[BEGIN]

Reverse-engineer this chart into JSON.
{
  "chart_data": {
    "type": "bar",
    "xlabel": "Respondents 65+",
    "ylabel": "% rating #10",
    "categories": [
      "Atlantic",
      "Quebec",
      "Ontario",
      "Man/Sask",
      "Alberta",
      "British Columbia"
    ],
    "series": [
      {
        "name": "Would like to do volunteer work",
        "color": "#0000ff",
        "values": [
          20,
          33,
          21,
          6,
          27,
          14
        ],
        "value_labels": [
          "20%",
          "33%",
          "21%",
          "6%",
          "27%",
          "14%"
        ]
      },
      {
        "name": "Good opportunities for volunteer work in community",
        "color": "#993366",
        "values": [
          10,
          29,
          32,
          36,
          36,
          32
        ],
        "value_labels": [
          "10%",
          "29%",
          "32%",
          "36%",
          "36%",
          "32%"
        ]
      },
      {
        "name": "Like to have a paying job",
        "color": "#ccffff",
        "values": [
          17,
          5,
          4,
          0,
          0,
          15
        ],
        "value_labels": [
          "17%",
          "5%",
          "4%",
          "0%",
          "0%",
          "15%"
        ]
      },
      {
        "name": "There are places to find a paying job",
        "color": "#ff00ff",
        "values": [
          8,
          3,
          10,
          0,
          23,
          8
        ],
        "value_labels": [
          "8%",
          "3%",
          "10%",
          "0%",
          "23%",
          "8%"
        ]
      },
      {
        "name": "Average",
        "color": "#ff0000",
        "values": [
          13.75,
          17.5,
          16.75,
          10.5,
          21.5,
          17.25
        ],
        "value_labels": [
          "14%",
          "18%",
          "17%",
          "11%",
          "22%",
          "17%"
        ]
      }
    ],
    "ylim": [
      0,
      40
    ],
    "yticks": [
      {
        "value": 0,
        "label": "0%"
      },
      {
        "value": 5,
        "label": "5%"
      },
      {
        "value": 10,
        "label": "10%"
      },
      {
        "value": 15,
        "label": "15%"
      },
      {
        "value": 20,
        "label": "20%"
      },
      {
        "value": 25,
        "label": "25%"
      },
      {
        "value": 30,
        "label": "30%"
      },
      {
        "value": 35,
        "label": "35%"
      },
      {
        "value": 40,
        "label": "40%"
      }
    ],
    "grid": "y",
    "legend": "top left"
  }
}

[END]

**Set task**
In the records, locate each line holding the string "color" and copy it.

**Worked answer**
        "color": "#0000ff",
        "color": "#993366",
        "color": "#ccffff",
        "color": "#ff00ff",
        "color": "#ff0000",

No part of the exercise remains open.